## begin

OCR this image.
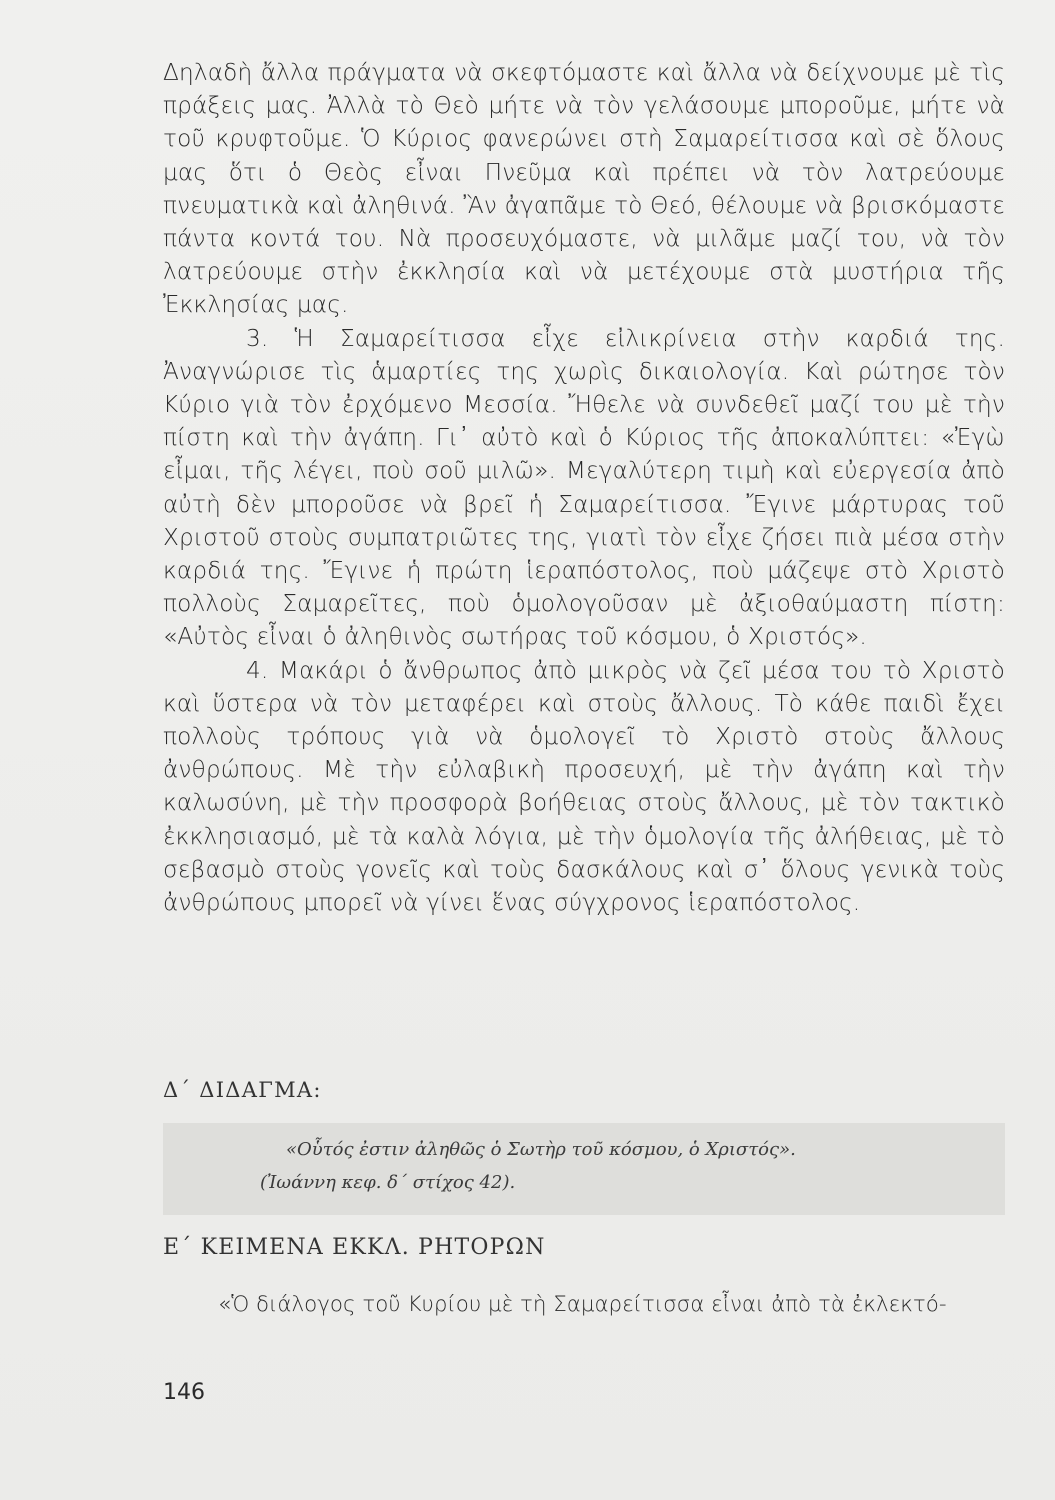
Δηλαδὴ ἄλλα πράγματα νὰ σκεφτόμαστε καὶ ἄλλα νὰ δείχνουμε μὲ τὶς πράξεις μας. Ἀλλὰ τὸ Θεὸ μήτε νὰ τὸν γελάσουμε μποροῦμε, μήτε νὰ τοῦ κρυφτοῦμε. Ὁ Κύριος φανερώνει στὴ Σαμαρείτισσα καὶ σὲ ὅλους μας ὅτι ὁ Θεὸς εἶναι Πνεῦμα καὶ πρέπει νὰ τὸν λατρεύουμε πνευματικὰ καὶ ἀληθινά. Ἂν ἀγαπᾶμε τὸ Θεό, θέλουμε νὰ βρισκόμαστε πάντα κοντά του. Νὰ προσευχόμαστε, νὰ μιλᾶμε μαζί του, νὰ τὸν λατρεύουμε στὴν ἐκκλησία καὶ νὰ μετέχουμε στὰ μυστήρια τῆς Ἐκκλησίας μας.

3. Ἡ Σαμαρείτισσα εἶχε εἰλικρίνεια στὴν καρδιά της. Ἀναγνώρισε τὶς ἁμαρτίες της χωρὶς δικαιολογία. Καὶ ρώτησε τὸν Κύριο γιὰ τὸν ἐρχόμενο Μεσσία. Ἤθελε νὰ συνδεθεῖ μαζί του μὲ τὴν πίστη καὶ τὴν ἀγάπη. Γι᾽ αὐτὸ καὶ ὁ Κύριος τῆς ἀποκαλύπτει: «Ἐγὼ εἶμαι, τῆς λέγει, ποὺ σοῦ μιλῶ». Μεγαλύτερη τιμὴ καὶ εὐεργεσία ἀπὸ αὐτὴ δὲν μποροῦσε νὰ βρεῖ ἡ Σαμαρείτισσα. Ἔγινε μάρτυρας τοῦ Χριστοῦ στοὺς συμπατριῶτες της, γιατὶ τὸν εἶχε ζήσει πιὰ μέσα στὴν καρδιά της. Ἔγινε ἡ πρώτη ἱεραπόστολος, ποὺ μάζεψε στὸ Χριστὸ πολλοὺς Σαμαρεῖτες, ποὺ ὁμολογοῦσαν μὲ ἀξιοθαύμαστη πίστη: «Αὐτὸς εἶναι ὁ ἀληθινὸς σωτήρας τοῦ κόσμου, ὁ Χριστός».

4. Μακάρι ὁ ἄνθρωπος ἀπὸ μικρὸς νὰ ζεῖ μέσα του τὸ Χριστὸ καὶ ὕστερα νὰ τὸν μεταφέρει καὶ στοὺς ἄλλους. Τὸ κάθε παιδὶ ἔχει πολλοὺς τρόπους γιὰ νὰ ὁμολογεῖ τὸ Χριστὸ στοὺς ἄλλους ἀνθρώπους. Μὲ τὴν εὐλαβικὴ προσευχή, μὲ τὴν ἀγάπη καὶ τὴν καλωσύνη, μὲ τὴν προσφορὰ βοήθειας στοὺς ἄλλους, μὲ τὸν τακτικὸ ἐκκλησιασμό, μὲ τὰ καλὰ λόγια, μὲ τὴν ὁμολογία τῆς ἀλήθειας, μὲ τὸ σεβασμὸ στοὺς γονεῖς καὶ τοὺς δασκάλους καὶ σ᾽ ὅλους γενικὰ τοὺς ἀνθρώπους μπορεῖ νὰ γίνει ἕνας σύγχρονος ἱεραπόστολος.

Δ΄ ΔΙΔΑΓΜΑ:
«Οὗτός ἐστιν ἀληθῶς ὁ Σωτὴρ τοῦ κόσμου, ὁ Χριστός».
(Ἰωάννη κεφ. δ΄ στίχος 42).
Ε΄ ΚΕΙΜΕΝΑ ΕΚΚΛ. ΡΗΤΟΡΩΝ
«Ὁ διάλογος τοῦ Κυρίου μὲ τὴ Σαμαρείτισσα εἶναι ἀπὸ τὰ ἐκλεκτό-
146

## end

Problem description -> Search the lines above for the string "ὅλους" and copy each line that has it.

Full solution ->
Δηλαδὴ ἄλλα πράγματα νὰ σκεφτόμαστε καὶ ἄλλα νὰ δείχνουμε μὲ τὶς πράξεις μας. Ἀλλὰ τὸ Θεὸ μήτε νὰ τὸν γελάσουμε μποροῦμε, μήτε νὰ τοῦ κρυφτοῦμε. Ὁ Κύριος φανερώνει στὴ Σαμαρείτισσα καὶ σὲ ὅλους μας ὅτι ὁ Θεὸς εἶναι Πνεῦμα καὶ πρέπει νὰ τὸν λατρεύουμε πνευματικὰ καὶ ἀληθινά. Ἂν ἀγαπᾶμε τὸ Θεό, θέλουμε νὰ βρισκόμαστε πάντα κοντά του. Νὰ προσευχόμαστε, νὰ μιλᾶμε μαζί του, νὰ τὸν λατρεύουμε στὴν ἐκκλησία καὶ νὰ μετέχουμε στὰ μυστήρια τῆς Ἐκκλησίας μας.
4. Μακάρι ὁ ἄνθρωπος ἀπὸ μικρὸς νὰ ζεῖ μέσα του τὸ Χριστὸ καὶ ὕστερα νὰ τὸν μεταφέρει καὶ στοὺς ἄλλους. Τὸ κάθε παιδὶ ἔχει πολλοὺς τρόπους γιὰ νὰ ὁμολογεῖ τὸ Χριστὸ στοὺς ἄλλους ἀνθρώπους. Μὲ τὴν εὐλαβικὴ προσευχή, μὲ τὴν ἀγάπη καὶ τὴν καλωσύνη, μὲ τὴν προσφορὰ βοήθειας στοὺς ἄλλους, μὲ τὸν τακτικὸ ἐκκλησιασμό, μὲ τὰ καλὰ λόγια, μὲ τὴν ὁμολογία τῆς ἀλήθειας, μὲ τὸ σεβασμὸ στοὺς γονεῖς καὶ τοὺς δασκάλους καὶ σ᾽ ὅλους γενικὰ τοὺς ἀνθρώπους μπορεῖ νὰ γίνει ἕνας σύγχρονος ἱεραπόστολος.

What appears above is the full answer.